Extracted records:

## Start

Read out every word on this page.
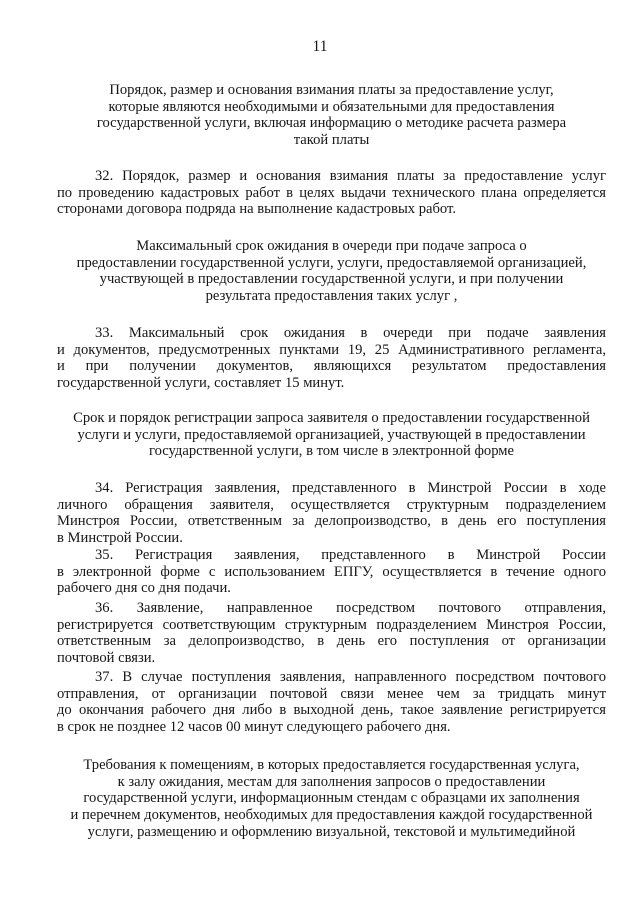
11
Порядок, размер и основания взимания платы за предоставление услуг,
которые являются необходимыми и обязательными для предоставления
государственной услуги, включая информацию о методике расчета размера
такой платы
32. Порядок, размер и основания взимания платы за предоставление услуг
по проведению кадастровых работ в целях выдачи технического плана определяется
сторонами договора подряда на выполнение кадастровых работ.
Максимальный срок ожидания в очереди при подаче запроса о
предоставлении государственной услуги, услуги, предоставляемой организацией,
участвующей в предоставлении государственной услуги, и при получении
результата предоставления таких услуг ,
33. Максимальный срок ожидания в очереди при подаче заявления
и документов, предусмотренных пунктами 19, 25 Административного регламента,
и при получении документов, являющихся результатом предоставления
государственной услуги, составляет 15 минут.
Срок и порядок регистрации запроса заявителя о предоставлении государственной
услуги и услуги, предоставляемой организацией, участвующей в предоставлении
государственной услуги, в том числе в электронной форме
34. Регистрация заявления, представленного в Минстрой России в ходе
личного обращения заявителя, осуществляется структурным подразделением
Минстроя России, ответственным за делопроизводство, в день его поступления
в Минстрой России.
35. Регистрация заявления, представленного в Минстрой России
в электронной форме с использованием ЕПГУ, осуществляется в течение одного
рабочего дня со дня подачи.
36. Заявление, направленное посредством почтового отправления,
регистрируется соответствующим структурным подразделением Минстроя России,
ответственным за делопроизводство, в день его поступления от организации
почтовой связи.
37. В случае поступления заявления, направленного посредством почтового
отправления, от организации почтовой связи менее чем за тридцать минут
до окончания рабочего дня либо в выходной день, такое заявление регистрируется
в срок не позднее 12 часов 00 минут следующего рабочего дня.
Требования к помещениям, в которых предоставляется государственная услуга,
к залу ожидания, местам для заполнения запросов о предоставлении
государственной услуги, информационным стендам с образцами их заполнения
и перечнем документов, необходимых для предоставления каждой государственной
услуги, размещению и оформлению визуальной, текстовой и мультимедийной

## End

WHAT IS BEING ASKED: Make an exact copy of the listing above. Do not include the pictures.

SOLUTION TO THE EXERCISE:
Read out every word on this page.
11
Порядок, размер и основания взимания платы за предоставление услуг,
которые являются необходимыми и обязательными для предоставления
государственной услуги, включая информацию о методике расчета размера
такой платы
32. Порядок, размер и основания взимания платы за предоставление услуг
по проведению кадастровых работ в целях выдачи технического плана определяется
сторонами договора подряда на выполнение кадастровых работ.
Максимальный срок ожидания в очереди при подаче запроса о
предоставлении государственной услуги, услуги, предоставляемой организацией,
участвующей в предоставлении государственной услуги, и при получении
результата предоставления таких услуг ,
33. Максимальный срок ожидания в очереди при подаче заявления
и документов, предусмотренных пунктами 19, 25 Административного регламента,
и при получении документов, являющихся результатом предоставления
государственной услуги, составляет 15 минут.
Срок и порядок регистрации запроса заявителя о предоставлении государственной
услуги и услуги, предоставляемой организацией, участвующей в предоставлении
государственной услуги, в том числе в электронной форме
34. Регистрация заявления, представленного в Минстрой России в ходе
личного обращения заявителя, осуществляется структурным подразделением
Минстроя России, ответственным за делопроизводство, в день его поступления
в Минстрой России.
35. Регистрация заявления, представленного в Минстрой России
в электронной форме с использованием ЕПГУ, осуществляется в течение одного
рабочего дня со дня подачи.
36. Заявление, направленное посредством почтового отправления,
регистрируется соответствующим структурным подразделением Минстроя России,
ответственным за делопроизводство, в день его поступления от организации
почтовой связи.
37. В случае поступления заявления, направленного посредством почтового
отправления, от организации почтовой связи менее чем за тридцать минут
до окончания рабочего дня либо в выходной день, такое заявление регистрируется
в срок не позднее 12 часов 00 минут следующего рабочего дня.
Требования к помещениям, в которых предоставляется государственная услуга,
к залу ожидания, местам для заполнения запросов о предоставлении
государственной услуги, информационным стендам с образцами их заполнения
и перечнем документов, необходимых для предоставления каждой государственной
услуги, размещению и оформлению визуальной, текстовой и мультимедийной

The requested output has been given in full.